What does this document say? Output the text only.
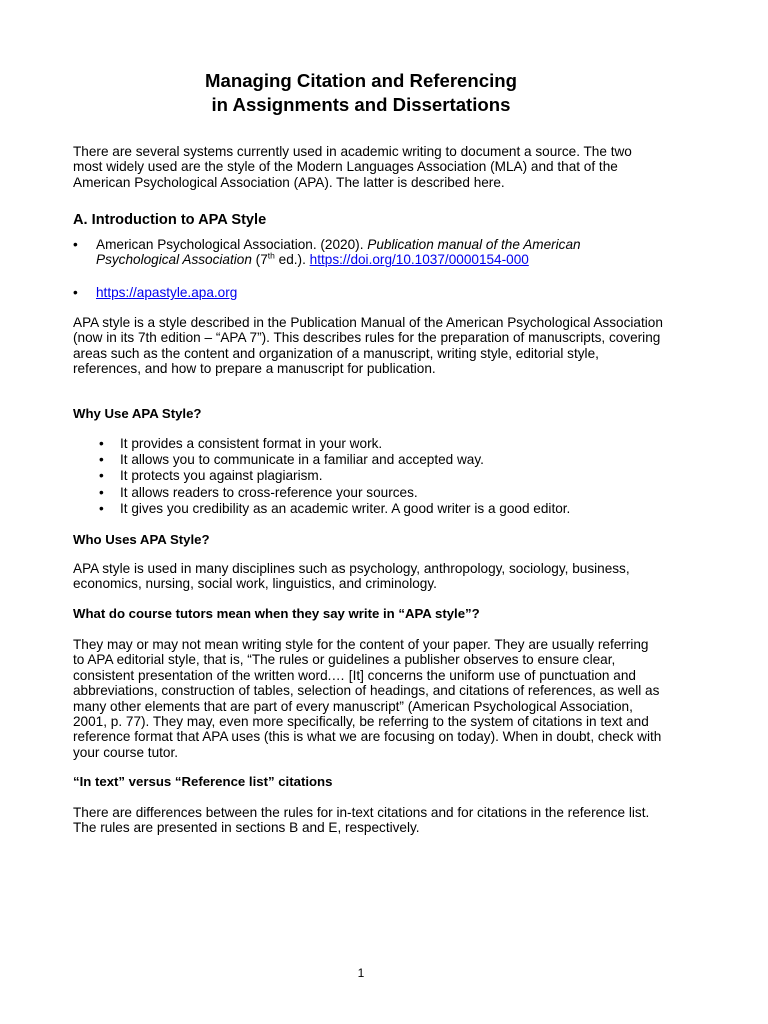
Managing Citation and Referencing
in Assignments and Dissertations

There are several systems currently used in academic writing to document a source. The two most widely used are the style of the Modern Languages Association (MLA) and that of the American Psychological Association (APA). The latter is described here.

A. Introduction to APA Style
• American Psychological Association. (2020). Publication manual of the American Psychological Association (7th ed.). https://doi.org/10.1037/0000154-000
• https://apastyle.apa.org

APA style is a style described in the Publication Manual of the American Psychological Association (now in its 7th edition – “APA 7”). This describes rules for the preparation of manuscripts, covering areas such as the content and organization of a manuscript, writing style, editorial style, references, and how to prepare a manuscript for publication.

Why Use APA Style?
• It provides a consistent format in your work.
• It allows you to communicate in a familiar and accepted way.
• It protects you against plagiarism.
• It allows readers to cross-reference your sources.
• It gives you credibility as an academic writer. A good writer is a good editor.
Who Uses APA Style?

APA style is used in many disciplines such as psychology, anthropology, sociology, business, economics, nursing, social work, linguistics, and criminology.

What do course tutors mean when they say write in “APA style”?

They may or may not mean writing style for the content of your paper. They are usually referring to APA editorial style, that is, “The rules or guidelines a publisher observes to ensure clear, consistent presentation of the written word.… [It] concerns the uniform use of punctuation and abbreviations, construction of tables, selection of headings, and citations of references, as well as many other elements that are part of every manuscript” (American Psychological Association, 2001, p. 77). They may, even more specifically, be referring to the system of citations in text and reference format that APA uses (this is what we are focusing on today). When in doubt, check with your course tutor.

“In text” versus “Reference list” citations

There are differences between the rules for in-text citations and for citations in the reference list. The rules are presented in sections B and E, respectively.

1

--

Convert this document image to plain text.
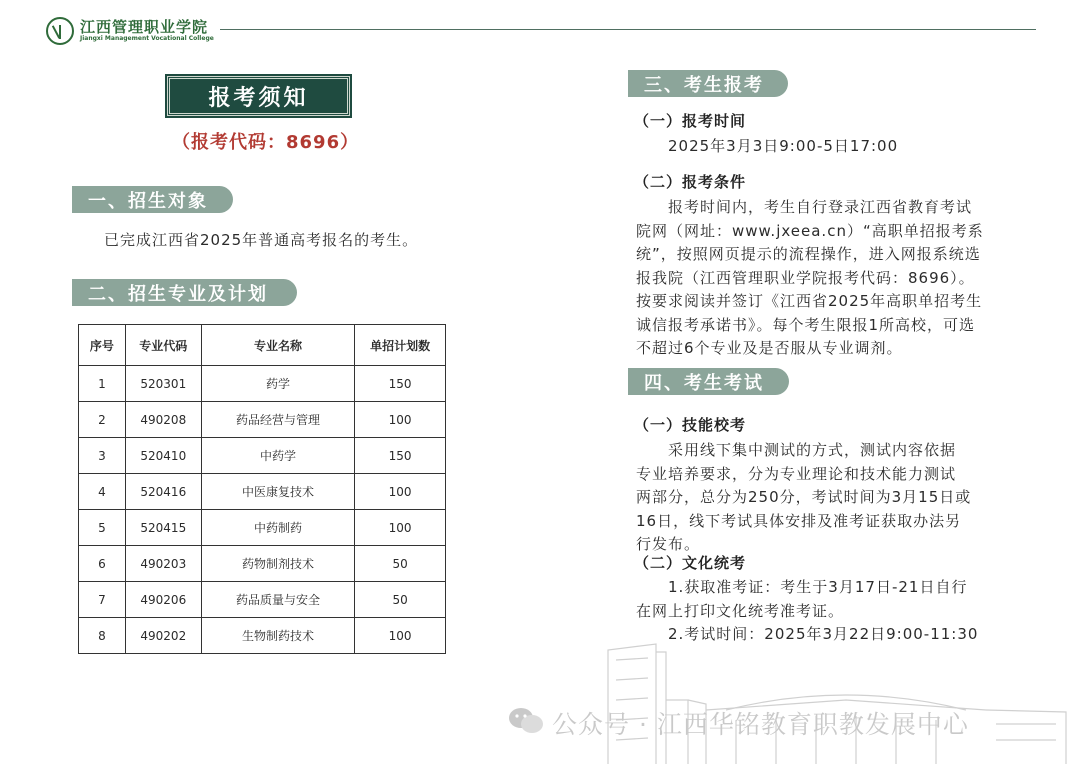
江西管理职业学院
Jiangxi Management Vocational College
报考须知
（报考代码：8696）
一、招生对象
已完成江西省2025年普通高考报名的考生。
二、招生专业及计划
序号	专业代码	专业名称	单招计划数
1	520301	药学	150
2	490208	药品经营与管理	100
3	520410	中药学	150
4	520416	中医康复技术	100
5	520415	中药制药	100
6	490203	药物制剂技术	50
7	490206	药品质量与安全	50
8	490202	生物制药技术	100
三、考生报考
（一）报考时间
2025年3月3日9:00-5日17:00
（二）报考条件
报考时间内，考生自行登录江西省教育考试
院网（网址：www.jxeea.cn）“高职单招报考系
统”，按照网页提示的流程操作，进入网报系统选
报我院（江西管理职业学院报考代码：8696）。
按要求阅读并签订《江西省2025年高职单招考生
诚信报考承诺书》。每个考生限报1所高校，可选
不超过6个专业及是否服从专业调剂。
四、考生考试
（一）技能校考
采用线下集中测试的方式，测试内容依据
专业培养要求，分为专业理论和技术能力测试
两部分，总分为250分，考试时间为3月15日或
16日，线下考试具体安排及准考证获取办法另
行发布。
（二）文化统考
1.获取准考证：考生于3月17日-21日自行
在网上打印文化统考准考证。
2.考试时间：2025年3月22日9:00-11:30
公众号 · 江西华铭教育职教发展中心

--

### Objective
Find every line that includes the string "work". Report how many there are and nothing else.

### Complete response
2